Source data:
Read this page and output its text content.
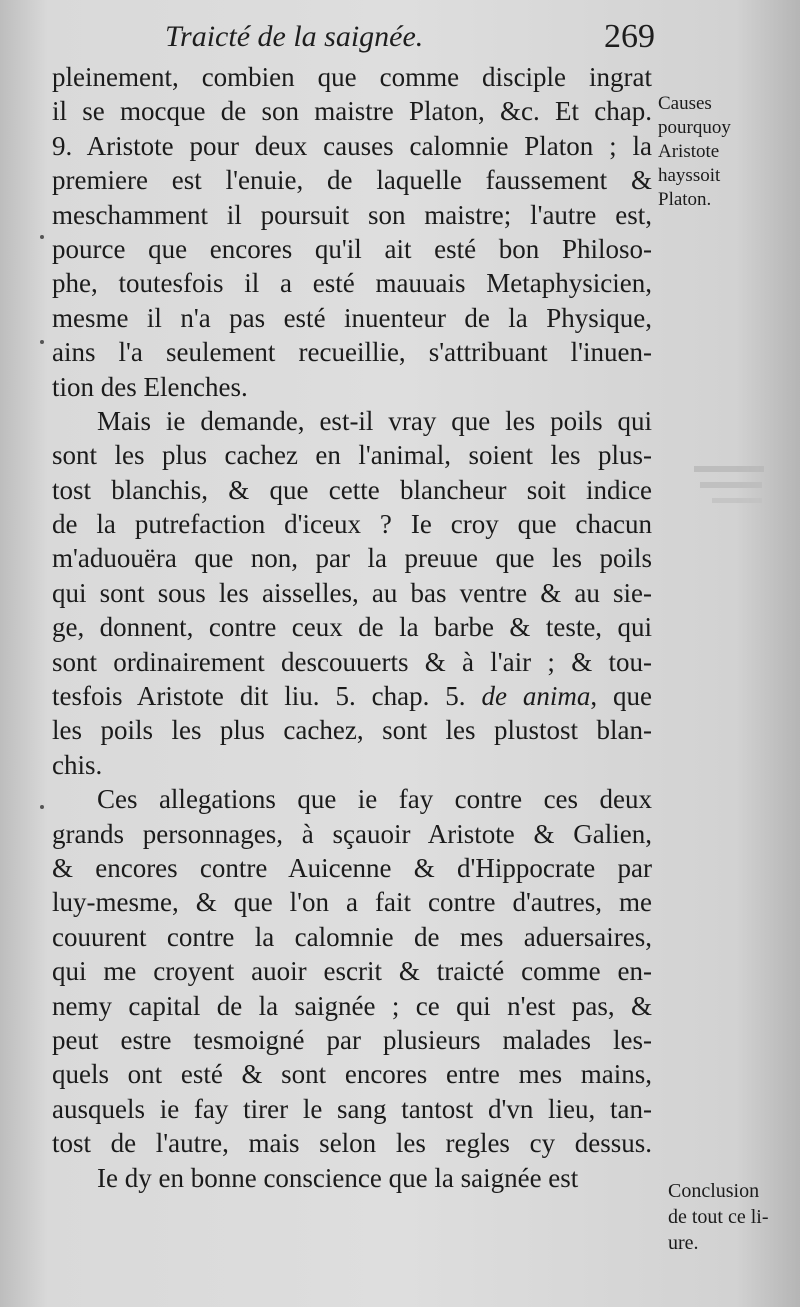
Traicté de la saignée.	269
pleinement, combien que comme disciple ingrat
il se mocque de son maistre Platon, &c. Et chap.
9. Aristote pour deux causes calomnie Platon ; la
premiere est l'enuie, de laquelle faussement &
meschamment il poursuit son maistre; l'autre est,
pource que encores qu'il ait esté bon Philoso-
phe, toutesfois il a esté mauuais Metaphysicien,
mesme il n'a pas esté inuenteur de la Physique,
ains l'a seulement recueillie, s'attribuant l'inuen-
tion des Elenches.
Mais ie demande, est-il vray que les poils qui
sont les plus cachez en l'animal, soient les plus-
tost blanchis, & que cette blancheur soit indice
de la putrefaction d'iceux ? Ie croy que chacun
m'aduouëra que non, par la preuue que les poils
qui sont sous les aisselles, au bas ventre & au sie-
ge, donnent, contre ceux de la barbe & teste, qui
sont ordinairement descouuerts & à l'air ; & tou-
tesfois Aristote dit liu. 5. chap. 5. de anima, que
les poils les plus cachez, sont les plustost blan-
chis.
Ces allegations que ie fay contre ces deux
grands personnages, à sçauoir Aristote & Galien,
& encores contre Auicenne & d'Hippocrate par
luy-mesme, & que l'on a fait contre d'autres, me
couurent contre la calomnie de mes aduersaires,
qui me croyent auoir escrit & traicté comme en-
nemy capital de la saignée ; ce qui n'est pas, &
peut estre tesmoigné par plusieurs malades les-
quels ont esté & sont encores entre mes mains,
ausquels ie fay tirer le sang tantost d'vn lieu, tan-
tost de l'autre, mais selon les regles cy dessus.
Ie dy en bonne conscience que la saignée est
Causes
pourquoy
Aristote
hayssoit
Platon.
Conclusion
de tout ce li-
ure.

What this task involves: Work out how many lines of the listing above include the word "Platon". Reply with nothing but the count.

Solution for this exercise: 3